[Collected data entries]
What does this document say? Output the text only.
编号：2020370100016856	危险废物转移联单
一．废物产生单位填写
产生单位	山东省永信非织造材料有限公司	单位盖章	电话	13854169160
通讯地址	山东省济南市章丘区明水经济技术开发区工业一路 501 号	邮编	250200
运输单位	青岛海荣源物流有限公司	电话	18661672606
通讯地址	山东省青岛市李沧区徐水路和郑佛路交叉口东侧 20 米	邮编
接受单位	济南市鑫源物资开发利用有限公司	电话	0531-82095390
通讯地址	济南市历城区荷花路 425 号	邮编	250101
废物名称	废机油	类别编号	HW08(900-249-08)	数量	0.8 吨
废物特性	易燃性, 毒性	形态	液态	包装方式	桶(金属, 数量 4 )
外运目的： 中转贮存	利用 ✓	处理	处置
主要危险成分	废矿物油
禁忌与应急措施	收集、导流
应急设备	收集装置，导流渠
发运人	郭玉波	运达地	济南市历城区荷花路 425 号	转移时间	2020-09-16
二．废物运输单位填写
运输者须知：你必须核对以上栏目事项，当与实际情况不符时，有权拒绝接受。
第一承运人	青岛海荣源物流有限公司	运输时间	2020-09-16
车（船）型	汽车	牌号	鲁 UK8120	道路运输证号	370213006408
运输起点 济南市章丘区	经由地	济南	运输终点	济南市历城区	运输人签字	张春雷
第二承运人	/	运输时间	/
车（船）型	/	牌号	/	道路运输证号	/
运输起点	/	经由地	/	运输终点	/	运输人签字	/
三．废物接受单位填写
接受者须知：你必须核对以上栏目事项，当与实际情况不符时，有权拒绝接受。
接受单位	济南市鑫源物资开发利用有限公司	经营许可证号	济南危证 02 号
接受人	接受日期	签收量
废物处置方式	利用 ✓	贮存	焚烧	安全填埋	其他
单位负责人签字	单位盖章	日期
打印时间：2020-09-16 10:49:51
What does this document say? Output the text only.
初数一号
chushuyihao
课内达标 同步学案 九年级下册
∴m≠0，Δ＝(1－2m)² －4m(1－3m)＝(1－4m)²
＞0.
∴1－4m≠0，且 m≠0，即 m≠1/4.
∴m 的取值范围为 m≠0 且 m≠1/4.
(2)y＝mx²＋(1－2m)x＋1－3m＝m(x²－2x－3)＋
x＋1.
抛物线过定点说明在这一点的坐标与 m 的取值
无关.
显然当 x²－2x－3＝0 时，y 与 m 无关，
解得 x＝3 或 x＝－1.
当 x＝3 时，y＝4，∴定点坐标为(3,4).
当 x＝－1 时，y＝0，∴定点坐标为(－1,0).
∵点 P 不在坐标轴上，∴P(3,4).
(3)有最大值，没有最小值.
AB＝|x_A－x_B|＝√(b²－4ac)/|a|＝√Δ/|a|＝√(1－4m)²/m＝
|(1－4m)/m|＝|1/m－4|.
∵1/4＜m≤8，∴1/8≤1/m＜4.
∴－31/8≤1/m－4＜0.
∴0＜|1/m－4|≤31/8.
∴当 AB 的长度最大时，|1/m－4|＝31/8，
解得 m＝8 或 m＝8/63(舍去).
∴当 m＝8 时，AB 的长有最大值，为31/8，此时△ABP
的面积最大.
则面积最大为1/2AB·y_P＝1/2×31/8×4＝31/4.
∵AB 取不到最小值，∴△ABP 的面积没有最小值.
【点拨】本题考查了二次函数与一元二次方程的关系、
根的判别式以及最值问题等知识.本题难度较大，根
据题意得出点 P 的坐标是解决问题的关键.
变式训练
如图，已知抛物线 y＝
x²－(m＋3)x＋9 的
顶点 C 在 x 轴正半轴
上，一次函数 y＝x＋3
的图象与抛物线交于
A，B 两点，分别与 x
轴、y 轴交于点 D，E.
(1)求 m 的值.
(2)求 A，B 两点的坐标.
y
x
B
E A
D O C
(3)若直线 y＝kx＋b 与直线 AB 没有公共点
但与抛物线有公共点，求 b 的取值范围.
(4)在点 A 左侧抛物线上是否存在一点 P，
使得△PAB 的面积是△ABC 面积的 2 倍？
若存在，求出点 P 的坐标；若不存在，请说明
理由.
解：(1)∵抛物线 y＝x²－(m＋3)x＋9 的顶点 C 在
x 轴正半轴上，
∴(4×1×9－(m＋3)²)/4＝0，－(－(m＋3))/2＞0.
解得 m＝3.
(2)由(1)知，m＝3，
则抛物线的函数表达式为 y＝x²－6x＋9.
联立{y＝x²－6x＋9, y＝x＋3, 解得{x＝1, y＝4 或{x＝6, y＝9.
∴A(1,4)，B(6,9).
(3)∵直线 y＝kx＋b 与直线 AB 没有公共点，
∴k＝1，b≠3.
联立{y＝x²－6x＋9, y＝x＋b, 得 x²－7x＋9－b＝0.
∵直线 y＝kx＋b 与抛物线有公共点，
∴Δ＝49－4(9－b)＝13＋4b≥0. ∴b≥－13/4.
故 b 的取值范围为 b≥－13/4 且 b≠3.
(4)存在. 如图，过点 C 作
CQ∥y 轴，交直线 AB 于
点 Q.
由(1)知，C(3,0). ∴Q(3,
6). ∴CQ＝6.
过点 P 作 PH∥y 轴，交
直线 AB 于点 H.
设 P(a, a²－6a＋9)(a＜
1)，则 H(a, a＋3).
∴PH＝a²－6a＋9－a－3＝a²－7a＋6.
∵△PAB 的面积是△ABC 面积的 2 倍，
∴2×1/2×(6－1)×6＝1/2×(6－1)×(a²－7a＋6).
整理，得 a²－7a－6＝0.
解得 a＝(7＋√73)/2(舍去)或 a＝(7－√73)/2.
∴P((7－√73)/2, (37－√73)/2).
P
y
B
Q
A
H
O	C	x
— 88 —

**GIVEN INSTRUCTION**
Each entry above is to be printed again exactly.

**THE SOLUTION**
What does this document say? Output the text only.
编号：2020370100016856	危险废物转移联单
一．废物产生单位填写
产生单位	山东省永信非织造材料有限公司	单位盖章	电话	13854169160
通讯地址	山东省济南市章丘区明水经济技术开发区工业一路 501 号	邮编	250200
运输单位	青岛海荣源物流有限公司	电话	18661672606
通讯地址	山东省青岛市李沧区徐水路和郑佛路交叉口东侧 20 米	邮编
接受单位	济南市鑫源物资开发利用有限公司	电话	0531-82095390
通讯地址	济南市历城区荷花路 425 号	邮编	250101
废物名称	废机油	类别编号	HW08(900-249-08)	数量	0.8 吨
废物特性	易燃性, 毒性	形态	液态	包装方式	桶(金属, 数量 4 )
外运目的： 中转贮存	利用 ✓	处理	处置
主要危险成分	废矿物油
禁忌与应急措施	收集、导流
应急设备	收集装置，导流渠
发运人	郭玉波	运达地	济南市历城区荷花路 425 号	转移时间	2020-09-16
二．废物运输单位填写
运输者须知：你必须核对以上栏目事项，当与实际情况不符时，有权拒绝接受。
第一承运人	青岛海荣源物流有限公司	运输时间	2020-09-16
车（船）型	汽车	牌号	鲁 UK8120	道路运输证号	370213006408
运输起点 济南市章丘区	经由地	济南	运输终点	济南市历城区	运输人签字	张春雷
第二承运人	/	运输时间	/
车（船）型	/	牌号	/	道路运输证号	/
运输起点	/	经由地	/	运输终点	/	运输人签字	/
三．废物接受单位填写
接受者须知：你必须核对以上栏目事项，当与实际情况不符时，有权拒绝接受。
接受单位	济南市鑫源物资开发利用有限公司	经营许可证号	济南危证 02 号
接受人	接受日期	签收量
废物处置方式	利用 ✓	贮存	焚烧	安全填埋	其他
单位负责人签字	单位盖章	日期
打印时间：2020-09-16 10:49:51
What does this document say? Output the text only.
初数一号
chushuyihao
课内达标 同步学案 九年级下册
∴m≠0，Δ＝(1－2m)² －4m(1－3m)＝(1－4m)²
＞0.
∴1－4m≠0，且 m≠0，即 m≠1/4.
∴m 的取值范围为 m≠0 且 m≠1/4.
(2)y＝mx²＋(1－2m)x＋1－3m＝m(x²－2x－3)＋
x＋1.
抛物线过定点说明在这一点的坐标与 m 的取值
无关.
显然当 x²－2x－3＝0 时，y 与 m 无关，
解得 x＝3 或 x＝－1.
当 x＝3 时，y＝4，∴定点坐标为(3,4).
当 x＝－1 时，y＝0，∴定点坐标为(－1,0).
∵点 P 不在坐标轴上，∴P(3,4).
(3)有最大值，没有最小值.
AB＝|x_A－x_B|＝√(b²－4ac)/|a|＝√Δ/|a|＝√(1－4m)²/m＝
|(1－4m)/m|＝|1/m－4|.
∵1/4＜m≤8，∴1/8≤1/m＜4.
∴－31/8≤1/m－4＜0.
∴0＜|1/m－4|≤31/8.
∴当 AB 的长度最大时，|1/m－4|＝31/8，
解得 m＝8 或 m＝8/63(舍去).
∴当 m＝8 时，AB 的长有最大值，为31/8，此时△ABP
的面积最大.
则面积最大为1/2AB·y_P＝1/2×31/8×4＝31/4.
∵AB 取不到最小值，∴△ABP 的面积没有最小值.
【点拨】本题考查了二次函数与一元二次方程的关系、
根的判别式以及最值问题等知识.本题难度较大，根
据题意得出点 P 的坐标是解决问题的关键.
变式训练
如图，已知抛物线 y＝
x²－(m＋3)x＋9 的
顶点 C 在 x 轴正半轴
上，一次函数 y＝x＋3
的图象与抛物线交于
A，B 两点，分别与 x
轴、y 轴交于点 D，E.
(1)求 m 的值.
(2)求 A，B 两点的坐标.
y
x
B
E A
D O C
(3)若直线 y＝kx＋b 与直线 AB 没有公共点
但与抛物线有公共点，求 b 的取值范围.
(4)在点 A 左侧抛物线上是否存在一点 P，
使得△PAB 的面积是△ABC 面积的 2 倍？
若存在，求出点 P 的坐标；若不存在，请说明
理由.
解：(1)∵抛物线 y＝x²－(m＋3)x＋9 的顶点 C 在
x 轴正半轴上，
∴(4×1×9－(m＋3)²)/4＝0，－(－(m＋3))/2＞0.
解得 m＝3.
(2)由(1)知，m＝3，
则抛物线的函数表达式为 y＝x²－6x＋9.
联立{y＝x²－6x＋9, y＝x＋3, 解得{x＝1, y＝4 或{x＝6, y＝9.
∴A(1,4)，B(6,9).
(3)∵直线 y＝kx＋b 与直线 AB 没有公共点，
∴k＝1，b≠3.
联立{y＝x²－6x＋9, y＝x＋b, 得 x²－7x＋9－b＝0.
∵直线 y＝kx＋b 与抛物线有公共点，
∴Δ＝49－4(9－b)＝13＋4b≥0. ∴b≥－13/4.
故 b 的取值范围为 b≥－13/4 且 b≠3.
(4)存在. 如图，过点 C 作
CQ∥y 轴，交直线 AB 于
点 Q.
由(1)知，C(3,0). ∴Q(3,
6). ∴CQ＝6.
过点 P 作 PH∥y 轴，交
直线 AB 于点 H.
设 P(a, a²－6a＋9)(a＜
1)，则 H(a, a＋3).
∴PH＝a²－6a＋9－a－3＝a²－7a＋6.
∵△PAB 的面积是△ABC 面积的 2 倍，
∴2×1/2×(6－1)×6＝1/2×(6－1)×(a²－7a＋6).
整理，得 a²－7a－6＝0.
解得 a＝(7＋√73)/2(舍去)或 a＝(7－√73)/2.
∴P((7－√73)/2, (37－√73)/2).
P
y
B
Q
A
H
O	C	x
— 88 —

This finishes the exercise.